▶ **SET EXERCISE**:
Extract all lines in the data that contain the word "some".

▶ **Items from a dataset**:

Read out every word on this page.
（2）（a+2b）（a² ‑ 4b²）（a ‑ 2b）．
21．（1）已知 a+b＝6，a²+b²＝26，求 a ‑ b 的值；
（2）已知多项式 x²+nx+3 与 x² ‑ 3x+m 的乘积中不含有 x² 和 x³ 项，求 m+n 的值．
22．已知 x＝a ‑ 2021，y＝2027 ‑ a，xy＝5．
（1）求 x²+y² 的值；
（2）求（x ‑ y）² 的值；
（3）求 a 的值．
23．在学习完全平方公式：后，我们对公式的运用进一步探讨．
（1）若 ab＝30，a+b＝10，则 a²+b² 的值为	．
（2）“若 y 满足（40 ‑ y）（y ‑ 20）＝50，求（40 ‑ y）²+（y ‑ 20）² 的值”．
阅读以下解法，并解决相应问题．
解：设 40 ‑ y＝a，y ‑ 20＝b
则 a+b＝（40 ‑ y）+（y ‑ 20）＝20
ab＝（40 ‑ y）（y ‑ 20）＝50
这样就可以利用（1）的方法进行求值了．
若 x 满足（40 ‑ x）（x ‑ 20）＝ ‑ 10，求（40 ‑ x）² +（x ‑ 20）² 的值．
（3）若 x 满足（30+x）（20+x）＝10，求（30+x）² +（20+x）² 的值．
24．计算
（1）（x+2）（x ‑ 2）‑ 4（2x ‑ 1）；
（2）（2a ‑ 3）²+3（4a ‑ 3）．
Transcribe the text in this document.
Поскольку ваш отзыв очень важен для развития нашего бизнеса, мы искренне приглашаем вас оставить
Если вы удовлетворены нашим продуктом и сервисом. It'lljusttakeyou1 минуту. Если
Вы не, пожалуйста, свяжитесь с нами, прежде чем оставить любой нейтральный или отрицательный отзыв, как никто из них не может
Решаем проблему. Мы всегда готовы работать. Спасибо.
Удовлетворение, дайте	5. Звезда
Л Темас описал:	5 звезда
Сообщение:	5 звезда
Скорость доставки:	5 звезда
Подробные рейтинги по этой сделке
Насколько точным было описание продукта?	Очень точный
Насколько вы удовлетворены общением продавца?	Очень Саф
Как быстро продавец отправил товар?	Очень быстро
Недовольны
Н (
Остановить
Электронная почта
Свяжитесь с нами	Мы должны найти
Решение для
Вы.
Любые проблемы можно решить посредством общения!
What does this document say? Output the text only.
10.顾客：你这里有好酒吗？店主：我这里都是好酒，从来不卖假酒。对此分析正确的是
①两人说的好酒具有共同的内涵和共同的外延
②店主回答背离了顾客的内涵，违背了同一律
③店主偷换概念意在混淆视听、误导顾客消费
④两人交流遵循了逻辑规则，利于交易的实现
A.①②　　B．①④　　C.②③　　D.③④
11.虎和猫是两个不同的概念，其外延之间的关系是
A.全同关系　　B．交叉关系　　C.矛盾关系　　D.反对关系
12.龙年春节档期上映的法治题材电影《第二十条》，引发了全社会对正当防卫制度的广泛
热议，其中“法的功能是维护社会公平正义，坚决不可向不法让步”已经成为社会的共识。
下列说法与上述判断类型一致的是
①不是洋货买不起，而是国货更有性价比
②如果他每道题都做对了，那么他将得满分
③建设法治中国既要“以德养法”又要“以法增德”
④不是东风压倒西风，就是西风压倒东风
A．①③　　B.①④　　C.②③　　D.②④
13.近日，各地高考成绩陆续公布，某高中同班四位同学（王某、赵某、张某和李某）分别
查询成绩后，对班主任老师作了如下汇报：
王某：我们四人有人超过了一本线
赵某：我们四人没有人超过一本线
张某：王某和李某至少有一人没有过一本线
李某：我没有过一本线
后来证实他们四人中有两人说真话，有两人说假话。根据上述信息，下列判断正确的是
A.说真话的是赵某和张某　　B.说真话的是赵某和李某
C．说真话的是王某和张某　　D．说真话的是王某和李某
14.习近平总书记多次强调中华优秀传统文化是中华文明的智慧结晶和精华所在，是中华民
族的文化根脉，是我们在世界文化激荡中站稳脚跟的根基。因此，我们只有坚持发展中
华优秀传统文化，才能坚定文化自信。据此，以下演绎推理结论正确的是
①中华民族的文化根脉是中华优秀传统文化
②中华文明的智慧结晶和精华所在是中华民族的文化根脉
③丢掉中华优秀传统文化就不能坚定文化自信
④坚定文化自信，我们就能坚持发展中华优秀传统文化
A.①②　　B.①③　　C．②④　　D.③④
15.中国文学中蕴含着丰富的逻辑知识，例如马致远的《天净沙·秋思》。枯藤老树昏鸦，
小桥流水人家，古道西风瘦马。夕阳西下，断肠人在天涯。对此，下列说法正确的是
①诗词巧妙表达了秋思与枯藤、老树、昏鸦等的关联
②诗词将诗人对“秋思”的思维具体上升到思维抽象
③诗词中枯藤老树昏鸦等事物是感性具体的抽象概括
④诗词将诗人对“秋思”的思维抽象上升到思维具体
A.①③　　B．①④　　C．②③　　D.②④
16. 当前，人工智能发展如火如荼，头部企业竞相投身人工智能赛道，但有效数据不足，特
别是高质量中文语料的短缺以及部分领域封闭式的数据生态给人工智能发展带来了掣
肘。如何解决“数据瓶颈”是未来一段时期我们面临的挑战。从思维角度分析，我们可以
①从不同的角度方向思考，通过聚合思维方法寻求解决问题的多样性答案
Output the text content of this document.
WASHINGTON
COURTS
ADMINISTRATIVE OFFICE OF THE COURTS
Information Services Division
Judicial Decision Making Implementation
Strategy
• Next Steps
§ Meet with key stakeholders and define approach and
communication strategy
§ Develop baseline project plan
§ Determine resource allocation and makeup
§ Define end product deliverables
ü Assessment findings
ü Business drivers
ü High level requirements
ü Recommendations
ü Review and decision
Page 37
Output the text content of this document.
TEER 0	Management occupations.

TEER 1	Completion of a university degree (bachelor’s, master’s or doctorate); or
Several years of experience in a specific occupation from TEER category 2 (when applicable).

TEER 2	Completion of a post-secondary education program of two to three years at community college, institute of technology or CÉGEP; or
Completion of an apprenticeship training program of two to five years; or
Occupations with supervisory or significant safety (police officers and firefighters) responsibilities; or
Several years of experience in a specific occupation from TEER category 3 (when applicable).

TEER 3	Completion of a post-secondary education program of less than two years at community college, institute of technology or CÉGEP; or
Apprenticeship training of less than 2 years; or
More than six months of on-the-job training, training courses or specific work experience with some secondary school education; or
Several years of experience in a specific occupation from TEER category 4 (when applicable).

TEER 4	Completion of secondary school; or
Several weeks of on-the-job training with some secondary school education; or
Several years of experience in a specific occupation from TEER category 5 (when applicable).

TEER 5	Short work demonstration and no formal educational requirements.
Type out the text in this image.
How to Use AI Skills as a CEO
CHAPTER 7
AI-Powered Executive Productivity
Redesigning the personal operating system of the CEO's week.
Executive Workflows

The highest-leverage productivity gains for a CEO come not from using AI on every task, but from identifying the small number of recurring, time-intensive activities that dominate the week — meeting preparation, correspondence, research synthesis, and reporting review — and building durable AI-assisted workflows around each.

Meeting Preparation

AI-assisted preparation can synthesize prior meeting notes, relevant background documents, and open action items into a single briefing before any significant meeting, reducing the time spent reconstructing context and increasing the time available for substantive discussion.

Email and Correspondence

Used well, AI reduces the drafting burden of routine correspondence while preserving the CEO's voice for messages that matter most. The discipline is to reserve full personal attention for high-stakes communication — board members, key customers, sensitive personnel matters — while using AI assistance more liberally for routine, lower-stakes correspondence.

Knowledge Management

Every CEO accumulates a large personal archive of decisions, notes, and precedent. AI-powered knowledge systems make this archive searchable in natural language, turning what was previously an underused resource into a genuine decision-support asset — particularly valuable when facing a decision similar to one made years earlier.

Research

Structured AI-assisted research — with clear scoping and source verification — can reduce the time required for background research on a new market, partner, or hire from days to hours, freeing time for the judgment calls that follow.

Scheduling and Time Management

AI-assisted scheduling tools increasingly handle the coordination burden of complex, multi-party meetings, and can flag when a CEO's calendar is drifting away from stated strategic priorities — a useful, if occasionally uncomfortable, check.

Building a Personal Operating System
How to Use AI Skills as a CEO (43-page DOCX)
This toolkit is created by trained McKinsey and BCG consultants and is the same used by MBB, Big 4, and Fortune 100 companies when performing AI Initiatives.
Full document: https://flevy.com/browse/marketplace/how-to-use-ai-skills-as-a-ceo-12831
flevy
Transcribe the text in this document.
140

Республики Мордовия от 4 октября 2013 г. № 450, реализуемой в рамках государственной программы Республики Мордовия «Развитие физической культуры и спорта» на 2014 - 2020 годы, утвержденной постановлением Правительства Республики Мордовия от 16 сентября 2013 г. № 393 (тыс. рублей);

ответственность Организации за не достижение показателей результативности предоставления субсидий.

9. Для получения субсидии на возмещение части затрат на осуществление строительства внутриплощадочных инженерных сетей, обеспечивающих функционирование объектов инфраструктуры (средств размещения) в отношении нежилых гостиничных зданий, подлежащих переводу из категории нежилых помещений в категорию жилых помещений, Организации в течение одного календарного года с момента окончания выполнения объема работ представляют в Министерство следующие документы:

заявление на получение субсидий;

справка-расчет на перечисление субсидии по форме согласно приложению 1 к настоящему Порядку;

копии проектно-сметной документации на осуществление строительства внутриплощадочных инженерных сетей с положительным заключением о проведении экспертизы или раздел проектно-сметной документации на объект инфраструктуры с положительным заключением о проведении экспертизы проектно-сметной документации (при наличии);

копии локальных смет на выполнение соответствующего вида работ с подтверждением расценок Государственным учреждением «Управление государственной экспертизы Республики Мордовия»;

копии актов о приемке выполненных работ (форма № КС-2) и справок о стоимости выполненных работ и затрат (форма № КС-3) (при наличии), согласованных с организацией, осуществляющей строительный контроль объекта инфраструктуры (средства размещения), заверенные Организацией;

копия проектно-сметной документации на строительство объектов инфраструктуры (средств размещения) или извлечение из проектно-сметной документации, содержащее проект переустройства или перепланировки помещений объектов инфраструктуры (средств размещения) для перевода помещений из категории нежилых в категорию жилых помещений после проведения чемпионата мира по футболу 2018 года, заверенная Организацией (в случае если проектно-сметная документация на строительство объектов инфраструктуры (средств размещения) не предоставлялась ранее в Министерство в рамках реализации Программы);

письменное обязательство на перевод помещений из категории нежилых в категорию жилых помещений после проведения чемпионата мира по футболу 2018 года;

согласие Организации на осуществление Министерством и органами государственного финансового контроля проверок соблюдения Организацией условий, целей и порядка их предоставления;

▶ **REPLY TO THE TASK**:
More than six months of on-the-job training, training courses or specific work experience with some secondary school education; or
Several weeks of on-the-job training with some secondary school education; or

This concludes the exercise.